==== Text passage
Another day and another well-intentioned “friend” trying to
set me up with my future ex-husband.
Currently, I reside somewhere between Mrs. Robinson and a permanent move
across the street to my local assisted living center. Apparently, I still have “it”,
though I need reading glasses to see that I do. At this juncture, I’m flattered that I’m
thought of as a good catch, but the ones that want to catch me, usually suffer
cardiac arrest way before they get there.
I’m not complaining, BUT, I still have all my hair, no belly and all my
teeth, (well, not exactly ALL) so, why am I matched with guys with 15-year-old
profile pics where they look like George Clooney, but IRL are George
Washington, sans the wig and wooden dentures? A bit dramatic? Let me illustrate
this point.
(Some details have been altered to protect the “guilty”-mostly
me)
A few months ago, an acquaintance of mine reached out via FB
messenger and told me she had a “great guy” for me to meet. She had gone out with him a few years ago,
but he had been too old for her. That
didn’t bother me, since she is a few years younger than I am. However, when she said “He has a little bit
of a stomach”, MY stomach reacted, strongly. This beautiful girl was happily
remarried and was attempting to do something good, but you know what they say
about “good intentions”. I convinced myself
that “dad bods” were all the rage and that it might be nice to feel skinny
standing next to a portly fellow. The
perpetual optimist that I am, or at least pretend to be, won the mental coin
toss. I agreed to have him take me out
to dinner. The worst scenario would
involve a “foodie” call, meaning, I would have a free meal at a nice
establishment.
After an enlightening conversation with “Joe” on the phone, he
chivalrously offers to pick me up, even though I suggest that we meet at the
restaurant. We are off to a great start since I sense a sweet, generous soul.
When he pulls up in a “souped-up” SUV, I see a tanned, attractive face
peering out of the window with tufts of grey hair crowning his head. I exhale.
It could have been worse. The
hair could be growing from his ears. Thank goodness, he is presentable. I hop into the car (Yes, I still can) and we
proceed to drive to a local kosher place a few minutes away. The only issue is that he’s driving the wrong
way. I thought it was strange since he
was born and raised in the neighborhood I live in. He seems a bit flustered.
“Do you know where the restaurant is?”, I, politely, ask
“Of course I do! I
grew up here!”
“Um, then why are you going in the opposite direction’?
He laughs.
========
Work instructions =
In the text about being set up on a date, how did the acquaintance reach out to the writer to suggest meeting a "great guy"?
==== Dataset rows
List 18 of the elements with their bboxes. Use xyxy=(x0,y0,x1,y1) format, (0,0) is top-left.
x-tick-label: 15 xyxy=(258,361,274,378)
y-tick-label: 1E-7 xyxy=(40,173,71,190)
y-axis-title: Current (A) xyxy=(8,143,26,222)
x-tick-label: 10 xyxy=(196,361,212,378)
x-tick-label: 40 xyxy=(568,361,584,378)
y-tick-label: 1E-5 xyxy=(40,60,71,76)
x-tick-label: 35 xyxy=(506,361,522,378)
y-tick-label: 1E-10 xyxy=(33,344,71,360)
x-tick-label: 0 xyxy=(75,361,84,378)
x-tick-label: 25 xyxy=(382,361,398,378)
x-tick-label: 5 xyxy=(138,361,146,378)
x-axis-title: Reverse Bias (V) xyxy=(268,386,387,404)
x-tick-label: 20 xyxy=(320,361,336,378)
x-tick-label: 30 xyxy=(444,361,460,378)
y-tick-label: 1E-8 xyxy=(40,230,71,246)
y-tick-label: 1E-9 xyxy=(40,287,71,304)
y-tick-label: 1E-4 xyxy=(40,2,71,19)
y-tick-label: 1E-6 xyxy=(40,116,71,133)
========
The solution =
She reached out via FB messenger.